### Problem requirements:
The records below are to be repeated in full, exactly as they are.

### Task input:
++++++++

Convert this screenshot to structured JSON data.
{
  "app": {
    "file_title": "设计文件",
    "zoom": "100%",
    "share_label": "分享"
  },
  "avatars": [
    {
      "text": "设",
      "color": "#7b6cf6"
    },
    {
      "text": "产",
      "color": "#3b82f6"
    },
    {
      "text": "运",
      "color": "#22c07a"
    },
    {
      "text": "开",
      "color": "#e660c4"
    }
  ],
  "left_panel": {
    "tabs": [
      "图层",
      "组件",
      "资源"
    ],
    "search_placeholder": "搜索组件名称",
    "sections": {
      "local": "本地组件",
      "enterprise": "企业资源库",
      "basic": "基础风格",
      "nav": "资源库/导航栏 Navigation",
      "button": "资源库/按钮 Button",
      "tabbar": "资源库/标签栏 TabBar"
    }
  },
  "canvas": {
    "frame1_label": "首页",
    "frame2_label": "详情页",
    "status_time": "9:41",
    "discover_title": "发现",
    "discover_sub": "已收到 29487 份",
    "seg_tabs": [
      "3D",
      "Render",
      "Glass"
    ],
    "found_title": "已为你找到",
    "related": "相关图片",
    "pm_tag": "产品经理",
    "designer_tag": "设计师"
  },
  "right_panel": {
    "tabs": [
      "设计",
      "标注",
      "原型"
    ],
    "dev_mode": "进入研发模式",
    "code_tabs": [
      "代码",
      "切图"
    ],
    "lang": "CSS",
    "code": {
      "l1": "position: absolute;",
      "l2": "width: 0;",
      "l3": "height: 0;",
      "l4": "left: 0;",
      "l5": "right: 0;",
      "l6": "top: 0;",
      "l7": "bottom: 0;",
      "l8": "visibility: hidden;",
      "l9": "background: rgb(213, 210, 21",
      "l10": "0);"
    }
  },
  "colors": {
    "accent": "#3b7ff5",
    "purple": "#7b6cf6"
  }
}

++++++++

### Exercise solution:
Convert this screenshot to structured JSON data.
{
  "app": {
    "file_title": "设计文件",
    "zoom": "100%",
    "share_label": "分享"
  },
  "avatars": [
    {
      "text": "设",
      "color": "#7b6cf6"
    },
    {
      "text": "产",
      "color": "#3b82f6"
    },
    {
      "text": "运",
      "color": "#22c07a"
    },
    {
      "text": "开",
      "color": "#e660c4"
    }
  ],
  "left_panel": {
    "tabs": [
      "图层",
      "组件",
      "资源"
    ],
    "search_placeholder": "搜索组件名称",
    "sections": {
      "local": "本地组件",
      "enterprise": "企业资源库",
      "basic": "基础风格",
      "nav": "资源库/导航栏 Navigation",
      "button": "资源库/按钮 Button",
      "tabbar": "资源库/标签栏 TabBar"
    }
  },
  "canvas": {
    "frame1_label": "首页",
    "frame2_label": "详情页",
    "status_time": "9:41",
    "discover_title": "发现",
    "discover_sub": "已收到 29487 份",
    "seg_tabs": [
      "3D",
      "Render",
      "Glass"
    ],
    "found_title": "已为你找到",
    "related": "相关图片",
    "pm_tag": "产品经理",
    "designer_tag": "设计师"
  },
  "right_panel": {
    "tabs": [
      "设计",
      "标注",
      "原型"
    ],
    "dev_mode": "进入研发模式",
    "code_tabs": [
      "代码",
      "切图"
    ],
    "lang": "CSS",
    "code": {
      "l1": "position: absolute;",
      "l2": "width: 0;",
      "l3": "height: 0;",
      "l4": "left: 0;",
      "l5": "right: 0;",
      "l6": "top: 0;",
      "l7": "bottom: 0;",
      "l8": "visibility: hidden;",
      "l9": "background: rgb(213, 210, 21",
      "l10": "0);"
    }
  },
  "colors": {
    "accent": "#3b7ff5",
    "purple": "#7b6cf6"
  }
}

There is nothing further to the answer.